## [Instruction 1]
According to the Edward De Rosa interview, which band made him decide to study guitar?
## [Instruction 2]
Write the next part of the Edward De Rosa interview, starting after its last sentence.

## [Extract to read]

################

Edward De Rosa interview

1. Hi EDWARD! Here we go with the serious conversation. When did you start writing/producing music – and what or who were your early passions and influences?

Hi everybody! I started studying guitar at the age 15. I decided to study this instrument after listening to iron maiden that still are absolutely my favorite band of all time! Soon after I discovered those who would become my favorite guitarists and who would have influenced my playing as Randy Rhoads, Vinnie Moore, Yngwie Malmsteen, Michael Romeo and many others.

2. What do you personally consider to be the incisive moments in your artistic work and/or career?

Surely many moments from 2015 onwards. in these years I had the honor and the good fortune to share the stage with many of my favorite artists supporting Journey To Infinity, the last album of my power prog band Soul Of Steel. We shared the stage with Gus G, Edu Falaschi, Russell Allen, DGM, Mark Boals and many others. This was simply great!

3. What are currently your main compositional- and production-challenges?

My upcoming solo album “Zeitgeist” allowed me to win some challenges, but it has generated many others. My next challenges will be to calibrate Heavy Metal with film scoring as much as possible. I would like people to imagine a kind of film in their mind while listening to my songs. I will do my best.

4. What do you usually start with when working on a new piece?

I don’t have just one starting point. Sometimes everything starts improvising a riff and imagining the other instruments at the same time. I decide before if it will be a fast track or mid tempo. But it could also start from a melody I hear in a movie, or after listening to my favorite albums.

5. How strictly do you separate improvising and composing?

I am a very cerebral person. I think improvisation is fundamental and I use it a lot to compose, but first I have to create a sort of road on which to do it. First I write a drum line on which to improvise my riffs. After if it sounds like I hope I learn everything and write the parts.

6. How do you see the relationship between sound, space and composition?

I make this relationship as more definitive as possible. Who will listen to Zeitgeist will understand that I love evocative and dreamy atmospheres, even if the song is fast and heavy. Sometimes it is something that comes by itself, other times it must be built.

################

[Recorded data]
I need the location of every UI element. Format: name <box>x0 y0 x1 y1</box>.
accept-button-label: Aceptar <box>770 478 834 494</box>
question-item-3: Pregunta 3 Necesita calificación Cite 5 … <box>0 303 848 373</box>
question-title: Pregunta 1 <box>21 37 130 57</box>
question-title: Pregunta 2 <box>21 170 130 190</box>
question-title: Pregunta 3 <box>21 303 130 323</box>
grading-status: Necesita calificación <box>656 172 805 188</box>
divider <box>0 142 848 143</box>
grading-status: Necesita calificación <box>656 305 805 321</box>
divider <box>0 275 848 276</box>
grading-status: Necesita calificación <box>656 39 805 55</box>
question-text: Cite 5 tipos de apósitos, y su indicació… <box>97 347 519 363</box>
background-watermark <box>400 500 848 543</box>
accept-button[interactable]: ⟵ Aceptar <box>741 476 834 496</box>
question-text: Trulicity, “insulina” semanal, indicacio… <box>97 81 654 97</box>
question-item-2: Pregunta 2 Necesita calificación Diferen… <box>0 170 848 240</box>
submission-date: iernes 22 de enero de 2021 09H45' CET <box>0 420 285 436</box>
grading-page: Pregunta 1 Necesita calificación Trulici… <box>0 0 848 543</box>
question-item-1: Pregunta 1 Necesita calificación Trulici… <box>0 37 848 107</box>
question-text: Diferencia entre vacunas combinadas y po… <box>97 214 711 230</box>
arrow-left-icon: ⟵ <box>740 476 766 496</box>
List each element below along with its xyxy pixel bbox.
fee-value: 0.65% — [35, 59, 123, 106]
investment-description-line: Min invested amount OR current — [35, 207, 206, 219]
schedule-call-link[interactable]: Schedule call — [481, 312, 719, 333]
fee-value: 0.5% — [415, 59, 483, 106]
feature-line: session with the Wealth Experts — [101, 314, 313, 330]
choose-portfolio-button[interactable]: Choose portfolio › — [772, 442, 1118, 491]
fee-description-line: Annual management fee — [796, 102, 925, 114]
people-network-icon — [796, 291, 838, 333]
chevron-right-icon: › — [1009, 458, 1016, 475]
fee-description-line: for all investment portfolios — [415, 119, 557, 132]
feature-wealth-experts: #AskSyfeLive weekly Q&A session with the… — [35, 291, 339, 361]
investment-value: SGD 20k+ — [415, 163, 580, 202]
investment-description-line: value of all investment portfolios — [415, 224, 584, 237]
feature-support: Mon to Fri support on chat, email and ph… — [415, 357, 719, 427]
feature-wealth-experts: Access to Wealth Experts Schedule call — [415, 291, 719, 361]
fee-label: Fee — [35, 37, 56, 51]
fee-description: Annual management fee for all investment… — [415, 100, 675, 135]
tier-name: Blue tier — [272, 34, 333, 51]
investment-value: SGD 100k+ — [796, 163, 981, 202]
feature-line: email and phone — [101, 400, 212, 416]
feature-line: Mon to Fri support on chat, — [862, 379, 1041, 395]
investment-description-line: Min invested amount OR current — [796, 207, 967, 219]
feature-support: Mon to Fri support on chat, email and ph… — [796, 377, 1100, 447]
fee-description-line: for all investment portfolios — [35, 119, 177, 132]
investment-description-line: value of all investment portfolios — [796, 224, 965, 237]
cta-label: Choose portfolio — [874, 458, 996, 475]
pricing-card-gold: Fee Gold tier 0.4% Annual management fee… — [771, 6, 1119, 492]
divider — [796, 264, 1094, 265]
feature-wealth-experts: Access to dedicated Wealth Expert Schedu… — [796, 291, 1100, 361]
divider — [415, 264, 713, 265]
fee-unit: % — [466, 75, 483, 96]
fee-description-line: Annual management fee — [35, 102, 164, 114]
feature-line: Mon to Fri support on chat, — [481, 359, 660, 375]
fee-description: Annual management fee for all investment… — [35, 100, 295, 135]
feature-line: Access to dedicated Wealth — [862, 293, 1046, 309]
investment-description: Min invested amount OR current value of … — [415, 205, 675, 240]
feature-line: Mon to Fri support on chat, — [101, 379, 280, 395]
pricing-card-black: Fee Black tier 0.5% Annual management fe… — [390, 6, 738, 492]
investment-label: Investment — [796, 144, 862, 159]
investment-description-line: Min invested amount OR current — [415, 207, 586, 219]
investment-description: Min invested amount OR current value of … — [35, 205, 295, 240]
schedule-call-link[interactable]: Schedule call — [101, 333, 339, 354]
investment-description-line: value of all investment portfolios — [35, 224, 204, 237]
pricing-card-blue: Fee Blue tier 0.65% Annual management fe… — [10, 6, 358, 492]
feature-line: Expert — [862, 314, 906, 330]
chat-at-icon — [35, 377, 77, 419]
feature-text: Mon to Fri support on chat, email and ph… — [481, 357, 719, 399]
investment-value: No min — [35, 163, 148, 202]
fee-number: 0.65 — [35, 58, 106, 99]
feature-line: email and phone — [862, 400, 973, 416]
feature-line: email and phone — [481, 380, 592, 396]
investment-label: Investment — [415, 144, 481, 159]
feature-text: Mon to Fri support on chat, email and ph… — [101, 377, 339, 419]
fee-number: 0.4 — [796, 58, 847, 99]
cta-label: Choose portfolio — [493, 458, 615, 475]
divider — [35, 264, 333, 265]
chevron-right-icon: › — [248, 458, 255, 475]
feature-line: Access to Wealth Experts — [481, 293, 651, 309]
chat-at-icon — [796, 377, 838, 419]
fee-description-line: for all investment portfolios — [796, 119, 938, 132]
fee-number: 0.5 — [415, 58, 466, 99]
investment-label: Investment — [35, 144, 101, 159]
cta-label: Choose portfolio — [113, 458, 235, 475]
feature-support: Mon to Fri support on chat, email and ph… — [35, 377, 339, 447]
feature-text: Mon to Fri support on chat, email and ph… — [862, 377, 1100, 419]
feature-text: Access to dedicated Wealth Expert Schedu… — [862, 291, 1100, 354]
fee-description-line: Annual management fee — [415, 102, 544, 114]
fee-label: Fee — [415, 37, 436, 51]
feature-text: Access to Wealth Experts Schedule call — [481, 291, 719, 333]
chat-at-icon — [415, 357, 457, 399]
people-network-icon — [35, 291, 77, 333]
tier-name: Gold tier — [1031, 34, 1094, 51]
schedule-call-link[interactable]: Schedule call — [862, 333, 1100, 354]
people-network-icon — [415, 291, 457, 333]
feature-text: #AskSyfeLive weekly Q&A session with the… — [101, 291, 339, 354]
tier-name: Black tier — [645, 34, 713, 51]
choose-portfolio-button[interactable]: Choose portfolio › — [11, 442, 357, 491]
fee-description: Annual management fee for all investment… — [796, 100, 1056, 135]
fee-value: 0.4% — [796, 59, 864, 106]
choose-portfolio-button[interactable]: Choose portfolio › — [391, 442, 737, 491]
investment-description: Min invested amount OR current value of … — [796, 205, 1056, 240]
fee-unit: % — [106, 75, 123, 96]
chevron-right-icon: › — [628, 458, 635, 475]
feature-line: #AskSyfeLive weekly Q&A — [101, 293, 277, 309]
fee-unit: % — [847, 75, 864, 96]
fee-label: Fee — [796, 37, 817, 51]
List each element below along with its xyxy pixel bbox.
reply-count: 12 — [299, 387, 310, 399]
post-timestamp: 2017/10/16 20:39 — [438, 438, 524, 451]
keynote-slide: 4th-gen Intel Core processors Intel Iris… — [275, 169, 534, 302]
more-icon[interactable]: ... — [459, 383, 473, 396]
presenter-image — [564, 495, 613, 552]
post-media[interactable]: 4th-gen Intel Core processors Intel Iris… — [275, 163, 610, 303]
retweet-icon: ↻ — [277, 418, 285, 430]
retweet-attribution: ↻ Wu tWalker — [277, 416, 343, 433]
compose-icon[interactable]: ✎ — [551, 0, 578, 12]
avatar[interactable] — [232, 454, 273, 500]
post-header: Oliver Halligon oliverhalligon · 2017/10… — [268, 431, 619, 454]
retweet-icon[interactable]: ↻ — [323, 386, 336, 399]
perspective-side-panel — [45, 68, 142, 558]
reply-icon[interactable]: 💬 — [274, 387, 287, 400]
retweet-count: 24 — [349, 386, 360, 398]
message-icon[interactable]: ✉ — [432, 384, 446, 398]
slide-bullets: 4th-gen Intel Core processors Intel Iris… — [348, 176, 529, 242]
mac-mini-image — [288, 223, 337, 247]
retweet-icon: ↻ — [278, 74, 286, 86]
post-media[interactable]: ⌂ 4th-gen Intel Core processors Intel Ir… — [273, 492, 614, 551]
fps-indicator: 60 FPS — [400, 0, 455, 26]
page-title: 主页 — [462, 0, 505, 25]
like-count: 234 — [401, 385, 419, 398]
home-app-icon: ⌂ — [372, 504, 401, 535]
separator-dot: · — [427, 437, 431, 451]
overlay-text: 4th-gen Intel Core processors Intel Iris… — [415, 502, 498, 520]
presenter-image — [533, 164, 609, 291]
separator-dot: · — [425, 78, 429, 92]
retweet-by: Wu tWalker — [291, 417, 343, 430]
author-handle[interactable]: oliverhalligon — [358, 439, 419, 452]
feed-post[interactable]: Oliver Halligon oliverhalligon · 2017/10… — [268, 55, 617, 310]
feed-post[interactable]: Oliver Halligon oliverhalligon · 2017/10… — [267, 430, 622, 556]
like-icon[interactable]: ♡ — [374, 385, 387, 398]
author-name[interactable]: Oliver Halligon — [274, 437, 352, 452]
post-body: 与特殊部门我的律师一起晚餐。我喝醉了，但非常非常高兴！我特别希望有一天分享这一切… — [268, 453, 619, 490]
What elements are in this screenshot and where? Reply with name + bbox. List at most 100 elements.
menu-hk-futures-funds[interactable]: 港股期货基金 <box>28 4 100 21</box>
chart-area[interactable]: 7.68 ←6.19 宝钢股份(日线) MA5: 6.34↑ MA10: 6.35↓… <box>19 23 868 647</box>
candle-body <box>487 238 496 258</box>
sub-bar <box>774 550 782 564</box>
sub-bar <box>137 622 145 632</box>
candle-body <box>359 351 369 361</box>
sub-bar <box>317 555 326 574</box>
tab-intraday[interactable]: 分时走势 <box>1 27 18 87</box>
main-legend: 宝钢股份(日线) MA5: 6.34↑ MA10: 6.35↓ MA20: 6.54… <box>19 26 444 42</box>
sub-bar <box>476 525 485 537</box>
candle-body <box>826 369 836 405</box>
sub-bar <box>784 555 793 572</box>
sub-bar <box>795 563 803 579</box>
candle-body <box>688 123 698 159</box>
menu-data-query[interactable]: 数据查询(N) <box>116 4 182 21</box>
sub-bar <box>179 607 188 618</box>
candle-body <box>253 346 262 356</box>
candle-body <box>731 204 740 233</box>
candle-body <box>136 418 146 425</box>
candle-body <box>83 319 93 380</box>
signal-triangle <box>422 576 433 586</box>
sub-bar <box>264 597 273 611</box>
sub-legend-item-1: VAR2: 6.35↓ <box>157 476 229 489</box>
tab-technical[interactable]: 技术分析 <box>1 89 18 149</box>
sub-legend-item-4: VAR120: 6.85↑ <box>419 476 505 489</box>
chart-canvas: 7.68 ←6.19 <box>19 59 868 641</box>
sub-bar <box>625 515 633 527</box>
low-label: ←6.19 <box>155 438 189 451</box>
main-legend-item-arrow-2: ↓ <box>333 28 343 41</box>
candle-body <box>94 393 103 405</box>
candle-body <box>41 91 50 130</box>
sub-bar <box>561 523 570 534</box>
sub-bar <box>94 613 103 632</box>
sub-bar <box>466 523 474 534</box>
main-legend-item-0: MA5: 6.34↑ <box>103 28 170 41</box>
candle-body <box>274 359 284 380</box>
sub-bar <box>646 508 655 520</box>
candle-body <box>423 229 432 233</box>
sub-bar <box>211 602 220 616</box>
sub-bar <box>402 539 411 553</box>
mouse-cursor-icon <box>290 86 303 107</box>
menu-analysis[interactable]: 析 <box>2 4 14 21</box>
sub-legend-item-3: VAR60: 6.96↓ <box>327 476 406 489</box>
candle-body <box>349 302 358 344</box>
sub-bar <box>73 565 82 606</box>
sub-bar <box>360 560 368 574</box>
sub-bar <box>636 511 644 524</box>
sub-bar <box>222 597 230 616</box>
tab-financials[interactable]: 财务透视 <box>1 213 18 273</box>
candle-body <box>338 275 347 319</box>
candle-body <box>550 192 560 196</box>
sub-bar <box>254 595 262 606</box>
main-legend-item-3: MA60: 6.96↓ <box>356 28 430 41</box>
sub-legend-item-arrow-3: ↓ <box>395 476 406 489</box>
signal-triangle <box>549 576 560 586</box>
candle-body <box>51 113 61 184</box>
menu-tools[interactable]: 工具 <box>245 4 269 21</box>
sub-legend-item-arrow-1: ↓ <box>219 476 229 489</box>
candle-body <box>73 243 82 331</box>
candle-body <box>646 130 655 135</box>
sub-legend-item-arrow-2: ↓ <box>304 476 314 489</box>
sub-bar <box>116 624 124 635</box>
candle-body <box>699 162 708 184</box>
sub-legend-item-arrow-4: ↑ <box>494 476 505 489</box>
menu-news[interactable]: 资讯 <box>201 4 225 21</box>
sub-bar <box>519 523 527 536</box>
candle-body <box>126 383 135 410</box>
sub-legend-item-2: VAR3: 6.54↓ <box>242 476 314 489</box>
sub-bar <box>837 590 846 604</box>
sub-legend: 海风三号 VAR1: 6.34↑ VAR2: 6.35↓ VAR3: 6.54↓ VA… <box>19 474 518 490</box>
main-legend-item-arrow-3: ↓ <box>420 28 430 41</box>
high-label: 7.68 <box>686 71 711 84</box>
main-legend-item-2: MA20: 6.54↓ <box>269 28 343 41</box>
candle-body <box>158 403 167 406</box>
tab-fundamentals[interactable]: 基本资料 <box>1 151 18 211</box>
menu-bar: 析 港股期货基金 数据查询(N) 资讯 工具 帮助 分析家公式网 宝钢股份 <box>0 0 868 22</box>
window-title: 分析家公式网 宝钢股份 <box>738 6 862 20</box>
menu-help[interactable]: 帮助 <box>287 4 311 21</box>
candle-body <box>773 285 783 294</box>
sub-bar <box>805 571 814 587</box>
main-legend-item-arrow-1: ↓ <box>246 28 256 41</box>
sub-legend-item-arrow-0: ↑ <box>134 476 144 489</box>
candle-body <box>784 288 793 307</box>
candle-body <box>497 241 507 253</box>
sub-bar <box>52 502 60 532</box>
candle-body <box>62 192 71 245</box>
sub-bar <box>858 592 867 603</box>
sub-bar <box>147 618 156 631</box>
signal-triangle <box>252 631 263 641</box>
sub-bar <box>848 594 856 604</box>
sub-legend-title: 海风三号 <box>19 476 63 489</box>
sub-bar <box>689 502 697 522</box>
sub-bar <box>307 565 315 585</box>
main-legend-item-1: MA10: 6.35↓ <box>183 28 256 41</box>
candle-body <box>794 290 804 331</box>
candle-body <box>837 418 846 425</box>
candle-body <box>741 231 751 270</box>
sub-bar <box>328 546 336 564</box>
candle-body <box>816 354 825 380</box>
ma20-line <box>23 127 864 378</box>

################

## [Exercise answer 1]
Iron Maiden

## [Exercise answer 2]
7. Do you feel it important that an audience is able to deduct the processes and ideas behind a work purely on the basis of the music? If so, how do you make them transparent?

It’s very important! As I said before I make people build a vivid image of what is happening in the song. If you can do it before the lyric comes into play, you win!

8. In how much, do you feel, are creative decisions shaped by cultural differences – and in how much, vice versa, is the perception of sound influenced by cultural differences?

I find every cultural difference an ever new and stimulating way of launching a particular message that has already taken shape within you. Every cultural difference is like a new language at the service of what you want to tell. For example, in my album I used Celtic music influences to make the image of the message I wanted to give more vivid. Music has multiple faces and absorbing all this from different cultures is a serious reason for growth.

9. The relationship between music and other forms of art – painting, video art and cinema most importantly – has become increasingly important. How do you see this relationship yourself and in how far, do you feel, does music relate to other senses than hearing alone?

Cinema is a fundamental influence for my music and I see that now more and more bands begin to create this association between the two arts. Another important influence for me is the narrative. I read a lot of books and even if it is not a concept, Zeitgeist has many dystopian and sci-fi elements, taken from books by Richard Matheson, A.E. Van Vogt, Eando Binder, Philip K. Dick and others. The instrumental song Replicants is a tribute to Blade Runner by Ridley Scott and the third track titled The Sleep Of Reason is inspired by the painter Goya.

10. There seem to be two fundamental tendencies in music today: On the one hand, a move towards complete virtualisation, where tracks and albums are merely released as digital files. And, on the other, an even closer union between music, artwork, packaging and physical presentation. Where do you stand between these poles?

I believe these are two sides of the same coin. It makes no sense nowadays to privilege one rather than the other for a simple reason: the digital format allows an emerging artist to arrive in every part of the world offering so many more opportunities, while the physical format must survive because beyond the music also the artwork also has its own story to tell. Those who rely only on the digital format can easily lose the feeling with lyrics or the artwork that can have fundamental points to understand.

11. What changes would you like to see to the music industry to allow you to make a living from your music?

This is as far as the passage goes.